» **Data entries**:
§ §
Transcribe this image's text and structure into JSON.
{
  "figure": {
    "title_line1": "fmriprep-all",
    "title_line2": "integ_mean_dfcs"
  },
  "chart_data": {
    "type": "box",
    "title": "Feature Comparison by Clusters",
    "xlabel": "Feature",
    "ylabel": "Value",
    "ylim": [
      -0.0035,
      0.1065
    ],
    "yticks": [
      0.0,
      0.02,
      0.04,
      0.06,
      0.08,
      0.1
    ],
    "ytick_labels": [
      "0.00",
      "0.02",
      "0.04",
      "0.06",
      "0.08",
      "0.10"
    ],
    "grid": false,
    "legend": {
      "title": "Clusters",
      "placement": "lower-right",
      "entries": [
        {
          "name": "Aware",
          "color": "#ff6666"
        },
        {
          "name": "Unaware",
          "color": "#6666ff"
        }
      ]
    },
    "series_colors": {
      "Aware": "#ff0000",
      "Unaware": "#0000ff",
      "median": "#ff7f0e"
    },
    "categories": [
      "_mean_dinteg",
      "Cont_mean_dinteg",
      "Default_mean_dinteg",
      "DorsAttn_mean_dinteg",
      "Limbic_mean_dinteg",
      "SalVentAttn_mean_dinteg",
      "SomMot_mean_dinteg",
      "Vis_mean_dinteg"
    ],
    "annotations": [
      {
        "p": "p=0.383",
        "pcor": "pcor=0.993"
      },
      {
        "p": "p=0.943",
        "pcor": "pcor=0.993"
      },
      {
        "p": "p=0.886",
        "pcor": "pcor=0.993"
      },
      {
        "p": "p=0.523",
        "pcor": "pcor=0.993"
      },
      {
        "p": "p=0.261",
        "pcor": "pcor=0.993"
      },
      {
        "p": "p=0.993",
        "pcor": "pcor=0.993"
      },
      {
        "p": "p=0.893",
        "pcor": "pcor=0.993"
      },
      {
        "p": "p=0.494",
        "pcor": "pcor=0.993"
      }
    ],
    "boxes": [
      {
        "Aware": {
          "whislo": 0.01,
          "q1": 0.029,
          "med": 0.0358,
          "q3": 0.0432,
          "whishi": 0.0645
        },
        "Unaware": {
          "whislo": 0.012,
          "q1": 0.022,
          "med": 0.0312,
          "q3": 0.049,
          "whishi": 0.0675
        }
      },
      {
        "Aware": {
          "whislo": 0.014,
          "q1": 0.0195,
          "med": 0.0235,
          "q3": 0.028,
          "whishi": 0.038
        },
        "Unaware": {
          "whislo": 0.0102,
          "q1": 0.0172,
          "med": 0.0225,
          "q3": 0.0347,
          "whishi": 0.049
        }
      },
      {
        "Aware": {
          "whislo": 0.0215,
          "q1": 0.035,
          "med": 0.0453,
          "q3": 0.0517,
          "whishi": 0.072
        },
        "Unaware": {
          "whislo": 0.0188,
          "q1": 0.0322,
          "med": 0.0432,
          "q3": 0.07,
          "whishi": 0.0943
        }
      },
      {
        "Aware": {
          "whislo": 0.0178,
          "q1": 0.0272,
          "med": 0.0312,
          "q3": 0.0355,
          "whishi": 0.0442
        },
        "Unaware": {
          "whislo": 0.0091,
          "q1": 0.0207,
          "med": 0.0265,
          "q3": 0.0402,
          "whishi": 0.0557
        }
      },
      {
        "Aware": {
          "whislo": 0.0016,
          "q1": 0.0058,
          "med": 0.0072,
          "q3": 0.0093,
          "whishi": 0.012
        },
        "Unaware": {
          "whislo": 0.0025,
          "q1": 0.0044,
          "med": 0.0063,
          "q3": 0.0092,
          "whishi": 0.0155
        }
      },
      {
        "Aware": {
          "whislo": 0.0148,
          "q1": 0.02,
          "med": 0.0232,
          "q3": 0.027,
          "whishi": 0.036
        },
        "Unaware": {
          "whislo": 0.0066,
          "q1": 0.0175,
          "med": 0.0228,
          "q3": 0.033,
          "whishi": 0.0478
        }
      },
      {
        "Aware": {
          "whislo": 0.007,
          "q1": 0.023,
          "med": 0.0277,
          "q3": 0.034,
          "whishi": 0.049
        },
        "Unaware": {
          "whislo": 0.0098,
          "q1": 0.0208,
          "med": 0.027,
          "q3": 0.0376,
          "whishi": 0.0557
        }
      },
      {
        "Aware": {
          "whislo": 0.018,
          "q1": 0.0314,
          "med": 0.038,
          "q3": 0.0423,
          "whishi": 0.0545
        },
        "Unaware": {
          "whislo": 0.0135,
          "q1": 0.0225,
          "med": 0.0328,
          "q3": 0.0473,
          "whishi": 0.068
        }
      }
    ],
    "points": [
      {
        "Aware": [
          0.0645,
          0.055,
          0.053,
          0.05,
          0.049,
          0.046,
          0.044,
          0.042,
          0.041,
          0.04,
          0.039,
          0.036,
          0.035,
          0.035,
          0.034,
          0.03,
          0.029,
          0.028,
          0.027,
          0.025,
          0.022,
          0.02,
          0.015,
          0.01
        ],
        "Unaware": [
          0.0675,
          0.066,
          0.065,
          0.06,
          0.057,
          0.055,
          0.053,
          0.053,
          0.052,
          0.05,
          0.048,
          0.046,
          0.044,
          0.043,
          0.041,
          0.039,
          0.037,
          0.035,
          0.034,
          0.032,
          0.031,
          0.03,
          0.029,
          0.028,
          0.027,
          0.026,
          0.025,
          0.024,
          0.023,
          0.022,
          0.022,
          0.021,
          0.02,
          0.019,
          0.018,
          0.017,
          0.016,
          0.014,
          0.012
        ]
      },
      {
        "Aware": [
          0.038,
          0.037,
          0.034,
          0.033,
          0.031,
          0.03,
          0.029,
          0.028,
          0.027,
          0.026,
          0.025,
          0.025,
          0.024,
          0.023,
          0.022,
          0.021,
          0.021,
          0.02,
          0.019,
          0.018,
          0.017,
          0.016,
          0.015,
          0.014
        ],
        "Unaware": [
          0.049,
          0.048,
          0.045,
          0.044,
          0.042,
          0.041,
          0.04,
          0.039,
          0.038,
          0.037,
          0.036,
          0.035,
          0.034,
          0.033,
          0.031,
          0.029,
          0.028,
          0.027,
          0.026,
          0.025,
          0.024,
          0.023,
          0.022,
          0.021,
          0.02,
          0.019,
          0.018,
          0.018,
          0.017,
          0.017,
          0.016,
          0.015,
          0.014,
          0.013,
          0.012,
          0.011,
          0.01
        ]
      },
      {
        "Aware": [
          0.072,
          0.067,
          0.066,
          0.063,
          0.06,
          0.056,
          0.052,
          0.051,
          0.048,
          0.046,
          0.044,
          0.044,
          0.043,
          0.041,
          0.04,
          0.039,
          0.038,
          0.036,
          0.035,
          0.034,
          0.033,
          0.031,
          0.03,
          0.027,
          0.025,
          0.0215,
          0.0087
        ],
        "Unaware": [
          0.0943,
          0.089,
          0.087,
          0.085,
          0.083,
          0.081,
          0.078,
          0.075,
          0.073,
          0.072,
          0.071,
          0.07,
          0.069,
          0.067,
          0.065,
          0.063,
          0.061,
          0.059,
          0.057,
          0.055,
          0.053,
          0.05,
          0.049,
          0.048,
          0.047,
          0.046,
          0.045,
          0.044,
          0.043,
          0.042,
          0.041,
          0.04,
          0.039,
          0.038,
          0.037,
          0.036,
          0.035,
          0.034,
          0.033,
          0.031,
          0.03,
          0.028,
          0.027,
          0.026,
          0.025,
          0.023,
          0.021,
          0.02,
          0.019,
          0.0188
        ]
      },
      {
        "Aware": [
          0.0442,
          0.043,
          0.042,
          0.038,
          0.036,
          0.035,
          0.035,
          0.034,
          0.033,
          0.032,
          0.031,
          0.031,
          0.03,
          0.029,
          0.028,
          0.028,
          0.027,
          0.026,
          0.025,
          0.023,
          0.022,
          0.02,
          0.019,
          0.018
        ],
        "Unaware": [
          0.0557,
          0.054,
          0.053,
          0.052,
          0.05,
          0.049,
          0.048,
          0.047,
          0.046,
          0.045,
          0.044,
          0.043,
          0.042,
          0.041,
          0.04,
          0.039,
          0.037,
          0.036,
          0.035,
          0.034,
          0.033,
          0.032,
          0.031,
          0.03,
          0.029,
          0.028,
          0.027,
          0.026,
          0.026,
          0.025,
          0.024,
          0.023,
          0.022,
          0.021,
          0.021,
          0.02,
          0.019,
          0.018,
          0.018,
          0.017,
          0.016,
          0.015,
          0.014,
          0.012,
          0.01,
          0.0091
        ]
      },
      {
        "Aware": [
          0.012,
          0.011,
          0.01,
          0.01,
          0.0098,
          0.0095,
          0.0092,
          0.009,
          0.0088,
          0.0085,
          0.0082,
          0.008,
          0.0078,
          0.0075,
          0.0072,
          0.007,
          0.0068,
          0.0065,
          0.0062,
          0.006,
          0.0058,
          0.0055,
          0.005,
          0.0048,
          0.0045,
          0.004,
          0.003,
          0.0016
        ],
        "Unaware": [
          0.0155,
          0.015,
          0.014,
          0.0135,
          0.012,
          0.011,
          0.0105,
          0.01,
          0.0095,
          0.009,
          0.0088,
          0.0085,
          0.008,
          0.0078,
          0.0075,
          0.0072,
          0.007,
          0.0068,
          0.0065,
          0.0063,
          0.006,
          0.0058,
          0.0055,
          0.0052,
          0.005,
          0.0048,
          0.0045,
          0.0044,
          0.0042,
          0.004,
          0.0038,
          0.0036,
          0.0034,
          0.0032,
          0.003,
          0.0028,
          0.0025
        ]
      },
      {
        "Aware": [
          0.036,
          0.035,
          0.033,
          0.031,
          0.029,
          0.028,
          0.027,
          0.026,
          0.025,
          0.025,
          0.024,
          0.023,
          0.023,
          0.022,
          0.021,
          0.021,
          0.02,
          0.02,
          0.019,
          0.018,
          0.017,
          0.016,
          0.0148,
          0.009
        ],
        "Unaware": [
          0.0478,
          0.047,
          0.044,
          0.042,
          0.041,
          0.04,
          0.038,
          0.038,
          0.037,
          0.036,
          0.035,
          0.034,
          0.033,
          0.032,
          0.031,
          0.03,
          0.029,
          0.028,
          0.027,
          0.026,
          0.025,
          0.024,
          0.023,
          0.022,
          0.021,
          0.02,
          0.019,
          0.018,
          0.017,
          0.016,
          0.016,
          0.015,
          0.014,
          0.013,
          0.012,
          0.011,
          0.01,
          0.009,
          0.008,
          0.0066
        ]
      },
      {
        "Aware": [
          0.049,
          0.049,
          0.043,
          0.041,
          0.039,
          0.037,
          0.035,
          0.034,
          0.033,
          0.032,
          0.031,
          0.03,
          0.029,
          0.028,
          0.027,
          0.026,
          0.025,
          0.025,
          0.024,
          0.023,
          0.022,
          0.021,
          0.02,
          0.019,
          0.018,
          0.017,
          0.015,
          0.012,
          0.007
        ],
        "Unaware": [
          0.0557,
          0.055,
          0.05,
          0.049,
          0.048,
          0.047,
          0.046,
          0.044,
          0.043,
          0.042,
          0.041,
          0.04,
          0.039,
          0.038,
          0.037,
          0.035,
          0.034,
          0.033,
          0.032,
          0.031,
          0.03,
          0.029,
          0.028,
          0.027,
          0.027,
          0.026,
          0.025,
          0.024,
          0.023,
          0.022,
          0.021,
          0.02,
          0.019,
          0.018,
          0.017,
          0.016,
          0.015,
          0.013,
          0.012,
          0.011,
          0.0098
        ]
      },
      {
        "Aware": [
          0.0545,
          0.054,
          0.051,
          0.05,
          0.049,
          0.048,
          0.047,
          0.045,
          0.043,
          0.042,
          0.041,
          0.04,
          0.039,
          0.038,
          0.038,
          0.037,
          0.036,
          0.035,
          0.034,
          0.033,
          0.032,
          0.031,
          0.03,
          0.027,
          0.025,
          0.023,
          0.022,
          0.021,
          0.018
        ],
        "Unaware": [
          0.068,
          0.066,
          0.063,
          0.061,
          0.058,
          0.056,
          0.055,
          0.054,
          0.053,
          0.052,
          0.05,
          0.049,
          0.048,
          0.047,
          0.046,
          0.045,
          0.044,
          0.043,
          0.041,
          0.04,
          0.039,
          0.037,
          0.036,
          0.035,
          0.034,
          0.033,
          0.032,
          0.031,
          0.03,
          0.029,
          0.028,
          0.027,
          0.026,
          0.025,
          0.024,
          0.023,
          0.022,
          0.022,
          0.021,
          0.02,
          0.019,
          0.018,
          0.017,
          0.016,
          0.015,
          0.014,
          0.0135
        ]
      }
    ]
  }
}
§ §
List all lines from the entries that include the word "Clusters".

» **Written solution**:
    "title": "Feature Comparison by Clusters",
      "title": "Clusters",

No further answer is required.